▸ **提示テキスト**:
自民党総裁選 所見演説会(全文3完)岸田氏「1人1人を輝かせるリーダーに」
中間層への支援は各国の課題
この格差の問題については、成長の果実の分配、税制等における分配についても考えていかなければいけない。また中間層への支援というのは日本だけではなくして、アメリカをはじめ世界各国の課題として浮かび上がっています。この中間層への支援、教育、あるいは住宅、こういった部分における支援が最も効果的だ、こういった議論も行われています。最低賃金の引き上げ、こういったものも考えなければなりません。 また加えて、この資本主義そのものについても考えなければいけない、こういった時期が来ています。もうけ、あるいは効率最優先の資本主義。新自由主義というものが批判をされ始めてからも久しいわけでありますが、今、ESG投資ですとか、SDGsですとか、世界的にこういったものが注目をされている。こういった時代にあって、私たちはあらためて人に優しい、公益に資する持続可能な資本主義を考えていかなければいけないのではないか。日本においても昨今、渋沢栄一が再評価されている。こういった動きも、こうした流れの一環ではないかと思います。資本主義というもの、資本と労働、カネとヒト、これが大きな要素だといわれています。このカネの部分ではなくして、ヒトの部分にしっかりと注目をする、分配を考えていく。こういった資本主義、今、考えていく必要があるんではないか。こんな問題意識も持ちます。 また経済においては財政とそして金融、この2つのエンジンでこの経済の成長を引っ張ってきた。しかし持続可能性ということを考えたら、もう1つのエンジン、成長戦略、新しい時代の成長のエンジンをしっかり吹かしていかないと持続可能性、維持することができないんではないか、こんな問題意識であります。

▸ **提供情報**:
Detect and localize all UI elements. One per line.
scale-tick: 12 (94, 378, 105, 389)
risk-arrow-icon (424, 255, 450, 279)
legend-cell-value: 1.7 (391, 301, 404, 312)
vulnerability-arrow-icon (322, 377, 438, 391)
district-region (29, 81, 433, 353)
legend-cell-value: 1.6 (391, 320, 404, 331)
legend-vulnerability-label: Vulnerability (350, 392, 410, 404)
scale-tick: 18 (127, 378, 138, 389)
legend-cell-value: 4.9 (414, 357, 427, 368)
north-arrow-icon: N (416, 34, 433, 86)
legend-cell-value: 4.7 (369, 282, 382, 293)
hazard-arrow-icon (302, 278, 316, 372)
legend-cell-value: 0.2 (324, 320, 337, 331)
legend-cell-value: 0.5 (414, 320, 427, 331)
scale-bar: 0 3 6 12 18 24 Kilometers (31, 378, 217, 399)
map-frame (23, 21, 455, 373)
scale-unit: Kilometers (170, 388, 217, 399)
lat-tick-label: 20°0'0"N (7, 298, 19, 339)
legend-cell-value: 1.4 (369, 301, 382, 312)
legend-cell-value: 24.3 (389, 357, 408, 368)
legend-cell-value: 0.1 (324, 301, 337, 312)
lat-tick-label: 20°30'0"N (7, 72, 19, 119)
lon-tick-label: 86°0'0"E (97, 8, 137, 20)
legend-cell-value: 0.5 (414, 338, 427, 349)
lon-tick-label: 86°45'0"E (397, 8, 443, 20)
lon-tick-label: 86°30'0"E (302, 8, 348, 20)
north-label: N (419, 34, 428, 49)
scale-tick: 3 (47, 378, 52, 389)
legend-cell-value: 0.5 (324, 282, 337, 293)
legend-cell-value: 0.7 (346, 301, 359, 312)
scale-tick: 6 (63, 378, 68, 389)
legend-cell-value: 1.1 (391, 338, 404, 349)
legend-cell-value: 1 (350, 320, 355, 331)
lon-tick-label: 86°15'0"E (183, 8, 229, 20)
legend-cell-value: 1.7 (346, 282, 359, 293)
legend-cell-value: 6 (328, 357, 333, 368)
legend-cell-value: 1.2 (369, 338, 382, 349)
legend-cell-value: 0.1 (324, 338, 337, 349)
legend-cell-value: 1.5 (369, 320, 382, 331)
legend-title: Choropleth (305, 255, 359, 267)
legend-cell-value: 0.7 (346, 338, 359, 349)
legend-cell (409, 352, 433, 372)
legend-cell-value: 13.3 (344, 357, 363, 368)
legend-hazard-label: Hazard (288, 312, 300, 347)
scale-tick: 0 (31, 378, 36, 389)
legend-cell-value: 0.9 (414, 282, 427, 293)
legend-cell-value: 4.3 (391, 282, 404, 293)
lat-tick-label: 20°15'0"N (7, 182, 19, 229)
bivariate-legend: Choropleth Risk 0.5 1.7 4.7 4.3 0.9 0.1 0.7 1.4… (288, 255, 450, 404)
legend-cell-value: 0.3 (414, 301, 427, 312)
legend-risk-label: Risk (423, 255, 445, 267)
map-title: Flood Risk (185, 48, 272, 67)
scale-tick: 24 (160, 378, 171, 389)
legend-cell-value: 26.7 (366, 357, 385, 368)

▸ **練習問題**:
1. 提示テキストの「最低賃金の引き上げ、こういったものも考えなければなりません。」を英語に訳してください。
2. 提示テキストに基づいて、次の問いに答えてください。
(a) 中間層への支援で最も効果的だと議論されている分野はどれですか。
(b) 日本で昨今再評価されている人物は誰ですか。
(c) これまで経済の成長を引っ張ってきた2つのエンジンは何ですか。

▸ **問題の解答**:
1. We must also consider measures such as raising the minimum wage.

2.
(a) 教育と住宅の分野です。
(b) 渋沢栄一です。
(c) 財政と金融です。